• _Input for this task_:
□ □ □ □ □

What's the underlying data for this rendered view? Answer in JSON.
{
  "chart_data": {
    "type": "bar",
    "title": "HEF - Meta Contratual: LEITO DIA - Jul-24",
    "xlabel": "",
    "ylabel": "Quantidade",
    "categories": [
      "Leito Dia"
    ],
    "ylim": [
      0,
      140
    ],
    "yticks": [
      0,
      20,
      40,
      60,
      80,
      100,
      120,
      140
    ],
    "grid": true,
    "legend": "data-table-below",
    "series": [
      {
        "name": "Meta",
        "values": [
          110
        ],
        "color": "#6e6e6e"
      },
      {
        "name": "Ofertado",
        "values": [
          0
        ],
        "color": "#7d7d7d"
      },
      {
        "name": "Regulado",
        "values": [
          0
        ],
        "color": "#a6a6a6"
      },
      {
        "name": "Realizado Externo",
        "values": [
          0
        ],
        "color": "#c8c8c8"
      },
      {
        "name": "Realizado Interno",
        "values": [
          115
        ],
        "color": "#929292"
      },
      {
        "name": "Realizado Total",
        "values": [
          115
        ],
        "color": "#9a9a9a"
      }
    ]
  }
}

□ □ □ □ □

• _Exercise description_: Go through the records. Copy each line where "Meta" appears.

• _Answer in full_:
    "title": "HEF - Meta Contratual: LEITO DIA - Jul-24",
        "name": "Meta",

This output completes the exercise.